# What to work on:
All records must be quoted exactly. Omit the pictures.

┄┄┄┄┄┄┄┄┄┄

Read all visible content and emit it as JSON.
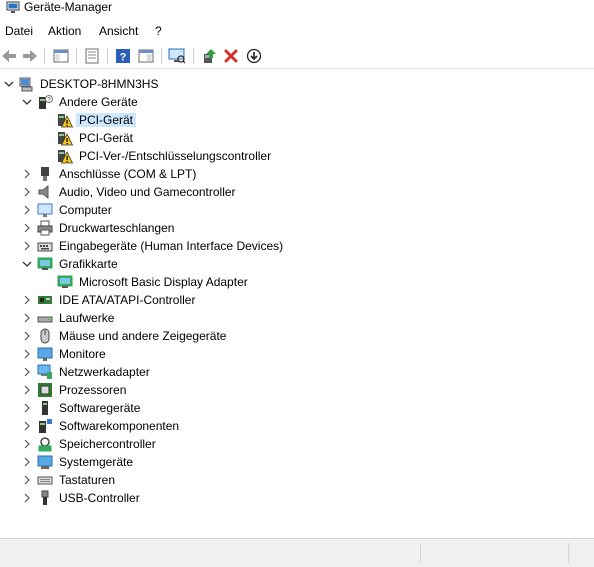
{
  "window": {
    "title": "Geräte-Manager"
  },
  "menu": {
    "items": [
      "Datei",
      "Aktion",
      "Ansicht",
      "?"
    ]
  },
  "tree": {
    "root": "DESKTOP-8HMN3HS",
    "groups": [
      {
        "label": "Andere Geräte",
        "expanded": true,
        "icon": "unknown-device-icon",
        "children": [
          {
            "label": "PCI-Gerät",
            "icon": "warning-device-icon",
            "selected": true
          },
          {
            "label": "PCI-Gerät",
            "icon": "warning-device-icon",
            "selected": false
          },
          {
            "label": "PCI-Ver-/Entschlüsselungscontroller",
            "icon": "warning-device-icon",
            "selected": false
          }
        ]
      },
      {
        "label": "Anschlüsse (COM & LPT)",
        "expanded": false,
        "icon": "port-icon"
      },
      {
        "label": "Audio, Video und Gamecontroller",
        "expanded": false,
        "icon": "speaker-icon"
      },
      {
        "label": "Computer",
        "expanded": false,
        "icon": "computer-icon"
      },
      {
        "label": "Druckwarteschlangen",
        "expanded": false,
        "icon": "printer-icon"
      },
      {
        "label": "Eingabegeräte (Human Interface Devices)",
        "expanded": false,
        "icon": "keyboard-hid-icon"
      },
      {
        "label": "Grafikkarte",
        "expanded": true,
        "icon": "display-adapter-icon",
        "children": [
          {
            "label": "Microsoft Basic Display Adapter",
            "icon": "display-adapter-icon",
            "selected": false
          }
        ]
      },
      {
        "label": "IDE ATA/ATAPI-Controller",
        "expanded": false,
        "icon": "ide-controller-icon"
      },
      {
        "label": "Laufwerke",
        "expanded": false,
        "icon": "disk-drive-icon"
      },
      {
        "label": "Mäuse und andere Zeigegeräte",
        "expanded": false,
        "icon": "mouse-icon"
      },
      {
        "label": "Monitore",
        "expanded": false,
        "icon": "monitor-icon"
      },
      {
        "label": "Netzwerkadapter",
        "expanded": false,
        "icon": "network-adapter-icon"
      },
      {
        "label": "Prozessoren",
        "expanded": false,
        "icon": "processor-icon"
      },
      {
        "label": "Softwaregeräte",
        "expanded": false,
        "icon": "software-device-icon"
      },
      {
        "label": "Softwarekomponenten",
        "expanded": false,
        "icon": "software-component-icon"
      },
      {
        "label": "Speichercontroller",
        "expanded": false,
        "icon": "storage-controller-icon"
      },
      {
        "label": "Systemgeräte",
        "expanded": false,
        "icon": "system-device-icon"
      },
      {
        "label": "Tastaturen",
        "expanded": false,
        "icon": "keyboard-icon"
      },
      {
        "label": "USB-Controller",
        "expanded": false,
        "icon": "usb-icon"
      }
    ]
  },
  "colors": {
    "selection": "#cce8ff",
    "warning": "#f5c518",
    "remove": "#d32f2f",
    "enable": "#2e9e3e"
  }
}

┄┄┄┄┄┄┄┄┄┄

# Worked solution:
Read all visible content and emit it as JSON.
{
  "window": {
    "title": "Geräte-Manager"
  },
  "menu": {
    "items": [
      "Datei",
      "Aktion",
      "Ansicht",
      "?"
    ]
  },
  "tree": {
    "root": "DESKTOP-8HMN3HS",
    "groups": [
      {
        "label": "Andere Geräte",
        "expanded": true,
        "icon": "unknown-device-icon",
        "children": [
          {
            "label": "PCI-Gerät",
            "icon": "warning-device-icon",
            "selected": true
          },
          {
            "label": "PCI-Gerät",
            "icon": "warning-device-icon",
            "selected": false
          },
          {
            "label": "PCI-Ver-/Entschlüsselungscontroller",
            "icon": "warning-device-icon",
            "selected": false
          }
        ]
      },
      {
        "label": "Anschlüsse (COM & LPT)",
        "expanded": false,
        "icon": "port-icon"
      },
      {
        "label": "Audio, Video und Gamecontroller",
        "expanded": false,
        "icon": "speaker-icon"
      },
      {
        "label": "Computer",
        "expanded": false,
        "icon": "computer-icon"
      },
      {
        "label": "Druckwarteschlangen",
        "expanded": false,
        "icon": "printer-icon"
      },
      {
        "label": "Eingabegeräte (Human Interface Devices)",
        "expanded": false,
        "icon": "keyboard-hid-icon"
      },
      {
        "label": "Grafikkarte",
        "expanded": true,
        "icon": "display-adapter-icon",
        "children": [
          {
            "label": "Microsoft Basic Display Adapter",
            "icon": "display-adapter-icon",
            "selected": false
          }
        ]
      },
      {
        "label": "IDE ATA/ATAPI-Controller",
        "expanded": false,
        "icon": "ide-controller-icon"
      },
      {
        "label": "Laufwerke",
        "expanded": false,
        "icon": "disk-drive-icon"
      },
      {
        "label": "Mäuse und andere Zeigegeräte",
        "expanded": false,
        "icon": "mouse-icon"
      },
      {
        "label": "Monitore",
        "expanded": false,
        "icon": "monitor-icon"
      },
      {
        "label": "Netzwerkadapter",
        "expanded": false,
        "icon": "network-adapter-icon"
      },
      {
        "label": "Prozessoren",
        "expanded": false,
        "icon": "processor-icon"
      },
      {
        "label": "Softwaregeräte",
        "expanded": false,
        "icon": "software-device-icon"
      },
      {
        "label": "Softwarekomponenten",
        "expanded": false,
        "icon": "software-component-icon"
      },
      {
        "label": "Speichercontroller",
        "expanded": false,
        "icon": "storage-controller-icon"
      },
      {
        "label": "Systemgeräte",
        "expanded": false,
        "icon": "system-device-icon"
      },
      {
        "label": "Tastaturen",
        "expanded": false,
        "icon": "keyboard-icon"
      },
      {
        "label": "USB-Controller",
        "expanded": false,
        "icon": "usb-icon"
      }
    ]
  },
  "colors": {
    "selection": "#cce8ff",
    "warning": "#f5c518",
    "remove": "#d32f2f",
    "enable": "#2e9e3e"
  }
}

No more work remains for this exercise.